### Exercise goal
Wherever "measure" appears in a line, list that line.

### Data to use
-- start --
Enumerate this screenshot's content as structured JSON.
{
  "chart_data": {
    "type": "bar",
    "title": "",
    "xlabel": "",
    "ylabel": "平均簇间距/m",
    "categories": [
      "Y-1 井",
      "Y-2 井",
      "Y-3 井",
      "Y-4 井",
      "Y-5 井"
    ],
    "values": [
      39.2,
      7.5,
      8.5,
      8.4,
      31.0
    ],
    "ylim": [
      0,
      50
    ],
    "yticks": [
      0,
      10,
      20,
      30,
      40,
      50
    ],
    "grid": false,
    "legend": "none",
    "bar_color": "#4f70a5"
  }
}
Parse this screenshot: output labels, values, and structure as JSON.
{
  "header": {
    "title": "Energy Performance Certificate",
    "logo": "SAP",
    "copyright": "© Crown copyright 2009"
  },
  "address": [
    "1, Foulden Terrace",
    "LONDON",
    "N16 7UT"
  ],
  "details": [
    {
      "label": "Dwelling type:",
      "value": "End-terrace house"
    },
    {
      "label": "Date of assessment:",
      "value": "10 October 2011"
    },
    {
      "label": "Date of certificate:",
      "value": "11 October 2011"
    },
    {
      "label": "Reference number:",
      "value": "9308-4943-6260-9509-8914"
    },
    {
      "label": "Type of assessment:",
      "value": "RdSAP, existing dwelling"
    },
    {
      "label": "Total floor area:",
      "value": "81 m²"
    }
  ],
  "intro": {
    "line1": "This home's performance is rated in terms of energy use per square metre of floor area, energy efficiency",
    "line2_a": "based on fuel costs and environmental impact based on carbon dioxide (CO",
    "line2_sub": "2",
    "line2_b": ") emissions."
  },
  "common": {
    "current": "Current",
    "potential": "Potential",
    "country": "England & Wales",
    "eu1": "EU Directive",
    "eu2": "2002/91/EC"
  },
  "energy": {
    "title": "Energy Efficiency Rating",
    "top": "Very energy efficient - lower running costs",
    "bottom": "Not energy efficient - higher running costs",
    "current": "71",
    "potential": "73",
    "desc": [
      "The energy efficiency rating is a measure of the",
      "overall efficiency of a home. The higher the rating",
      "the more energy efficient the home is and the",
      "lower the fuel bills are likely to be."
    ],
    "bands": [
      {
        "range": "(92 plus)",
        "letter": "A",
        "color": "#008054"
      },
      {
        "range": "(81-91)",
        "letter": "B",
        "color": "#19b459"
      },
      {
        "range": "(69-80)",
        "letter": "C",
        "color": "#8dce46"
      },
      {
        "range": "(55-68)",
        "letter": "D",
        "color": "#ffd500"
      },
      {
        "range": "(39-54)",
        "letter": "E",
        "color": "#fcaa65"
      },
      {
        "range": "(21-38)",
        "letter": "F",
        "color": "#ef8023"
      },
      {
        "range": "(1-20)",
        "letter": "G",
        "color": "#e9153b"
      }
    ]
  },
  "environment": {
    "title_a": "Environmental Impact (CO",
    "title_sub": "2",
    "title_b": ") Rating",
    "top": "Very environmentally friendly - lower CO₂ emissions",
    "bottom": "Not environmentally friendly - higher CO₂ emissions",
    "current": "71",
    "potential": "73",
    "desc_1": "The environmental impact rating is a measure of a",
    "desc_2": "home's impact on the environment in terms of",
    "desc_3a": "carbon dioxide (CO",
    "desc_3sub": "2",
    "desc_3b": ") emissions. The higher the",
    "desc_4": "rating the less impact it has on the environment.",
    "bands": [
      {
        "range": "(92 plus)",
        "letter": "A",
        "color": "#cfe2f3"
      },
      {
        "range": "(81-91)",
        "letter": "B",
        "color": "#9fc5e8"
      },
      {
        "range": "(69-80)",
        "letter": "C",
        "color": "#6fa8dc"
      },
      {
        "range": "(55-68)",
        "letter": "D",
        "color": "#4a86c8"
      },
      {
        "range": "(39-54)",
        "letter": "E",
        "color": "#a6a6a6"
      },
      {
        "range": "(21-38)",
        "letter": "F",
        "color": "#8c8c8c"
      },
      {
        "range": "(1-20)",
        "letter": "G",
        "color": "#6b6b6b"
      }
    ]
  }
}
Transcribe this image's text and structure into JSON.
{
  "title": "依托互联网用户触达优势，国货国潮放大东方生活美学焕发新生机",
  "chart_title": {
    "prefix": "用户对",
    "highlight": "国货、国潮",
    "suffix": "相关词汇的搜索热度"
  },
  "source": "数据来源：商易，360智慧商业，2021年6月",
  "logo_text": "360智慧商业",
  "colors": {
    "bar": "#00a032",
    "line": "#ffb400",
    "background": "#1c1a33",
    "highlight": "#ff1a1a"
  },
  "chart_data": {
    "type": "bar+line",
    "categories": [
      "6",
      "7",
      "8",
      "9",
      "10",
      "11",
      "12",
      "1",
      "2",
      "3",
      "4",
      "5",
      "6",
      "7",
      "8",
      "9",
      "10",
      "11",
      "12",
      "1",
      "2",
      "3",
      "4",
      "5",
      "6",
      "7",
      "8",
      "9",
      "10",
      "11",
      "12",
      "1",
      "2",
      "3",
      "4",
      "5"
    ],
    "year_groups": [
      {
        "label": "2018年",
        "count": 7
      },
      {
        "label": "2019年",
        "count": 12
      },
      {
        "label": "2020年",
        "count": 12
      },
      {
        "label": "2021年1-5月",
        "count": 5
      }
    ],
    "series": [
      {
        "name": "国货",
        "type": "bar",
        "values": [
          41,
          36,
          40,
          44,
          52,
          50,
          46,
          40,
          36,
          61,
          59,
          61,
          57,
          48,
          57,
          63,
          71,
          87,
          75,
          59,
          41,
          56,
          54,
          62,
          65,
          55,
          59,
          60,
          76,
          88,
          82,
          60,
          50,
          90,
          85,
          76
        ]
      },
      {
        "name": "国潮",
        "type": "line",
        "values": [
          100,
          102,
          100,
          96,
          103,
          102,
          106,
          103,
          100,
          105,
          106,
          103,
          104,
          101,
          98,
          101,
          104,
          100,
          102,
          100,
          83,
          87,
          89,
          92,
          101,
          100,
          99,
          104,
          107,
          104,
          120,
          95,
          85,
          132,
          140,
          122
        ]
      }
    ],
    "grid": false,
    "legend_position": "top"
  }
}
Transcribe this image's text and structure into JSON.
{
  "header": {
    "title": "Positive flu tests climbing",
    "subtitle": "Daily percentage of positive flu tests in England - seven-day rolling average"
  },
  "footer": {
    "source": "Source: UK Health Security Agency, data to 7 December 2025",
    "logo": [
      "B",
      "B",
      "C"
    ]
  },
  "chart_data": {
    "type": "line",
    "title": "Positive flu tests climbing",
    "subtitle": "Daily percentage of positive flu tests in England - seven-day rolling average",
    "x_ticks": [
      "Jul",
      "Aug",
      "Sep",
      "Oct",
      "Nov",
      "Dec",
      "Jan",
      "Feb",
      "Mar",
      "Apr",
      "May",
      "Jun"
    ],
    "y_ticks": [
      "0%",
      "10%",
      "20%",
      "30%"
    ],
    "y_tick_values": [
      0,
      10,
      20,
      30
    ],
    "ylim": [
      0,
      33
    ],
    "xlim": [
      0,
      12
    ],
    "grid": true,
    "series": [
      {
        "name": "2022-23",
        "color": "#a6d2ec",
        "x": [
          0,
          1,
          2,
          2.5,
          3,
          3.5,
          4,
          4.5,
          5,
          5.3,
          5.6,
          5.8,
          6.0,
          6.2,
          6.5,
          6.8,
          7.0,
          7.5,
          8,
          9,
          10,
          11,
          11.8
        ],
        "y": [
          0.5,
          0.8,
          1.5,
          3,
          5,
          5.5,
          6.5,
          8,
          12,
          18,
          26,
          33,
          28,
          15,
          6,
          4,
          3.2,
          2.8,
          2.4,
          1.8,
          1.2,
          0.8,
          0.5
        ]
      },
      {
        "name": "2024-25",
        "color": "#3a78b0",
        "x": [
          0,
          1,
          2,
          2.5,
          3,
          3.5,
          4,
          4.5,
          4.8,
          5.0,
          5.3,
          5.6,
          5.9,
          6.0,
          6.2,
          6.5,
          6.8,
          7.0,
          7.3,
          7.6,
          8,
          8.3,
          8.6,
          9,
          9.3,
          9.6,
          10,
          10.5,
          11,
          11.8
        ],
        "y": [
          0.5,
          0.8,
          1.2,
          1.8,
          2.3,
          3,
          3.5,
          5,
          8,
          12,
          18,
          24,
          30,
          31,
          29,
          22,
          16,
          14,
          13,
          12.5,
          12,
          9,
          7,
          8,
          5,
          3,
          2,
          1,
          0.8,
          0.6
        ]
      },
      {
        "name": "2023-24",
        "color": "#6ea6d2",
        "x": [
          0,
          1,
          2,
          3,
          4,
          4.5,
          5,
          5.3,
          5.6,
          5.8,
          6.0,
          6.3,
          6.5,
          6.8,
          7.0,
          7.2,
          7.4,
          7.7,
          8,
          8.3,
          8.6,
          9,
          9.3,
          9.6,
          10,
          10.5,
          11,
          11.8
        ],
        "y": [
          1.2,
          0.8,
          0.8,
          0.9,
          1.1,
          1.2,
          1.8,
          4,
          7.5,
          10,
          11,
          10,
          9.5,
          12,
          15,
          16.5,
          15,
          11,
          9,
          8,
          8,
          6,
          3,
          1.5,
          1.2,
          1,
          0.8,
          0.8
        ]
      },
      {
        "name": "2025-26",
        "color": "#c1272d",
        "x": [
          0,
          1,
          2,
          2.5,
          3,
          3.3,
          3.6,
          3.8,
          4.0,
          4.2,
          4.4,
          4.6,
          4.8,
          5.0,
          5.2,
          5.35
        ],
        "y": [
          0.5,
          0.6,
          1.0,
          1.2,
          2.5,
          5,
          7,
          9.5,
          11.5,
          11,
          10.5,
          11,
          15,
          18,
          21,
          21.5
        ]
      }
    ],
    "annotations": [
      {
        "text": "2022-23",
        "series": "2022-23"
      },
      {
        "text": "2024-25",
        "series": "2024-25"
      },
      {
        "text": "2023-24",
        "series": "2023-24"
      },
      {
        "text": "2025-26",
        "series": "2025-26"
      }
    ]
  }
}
-- end --
### Result for this task
      "The energy efficiency rating is a measure of the",
    "desc_1": "The environmental impact rating is a measure of a",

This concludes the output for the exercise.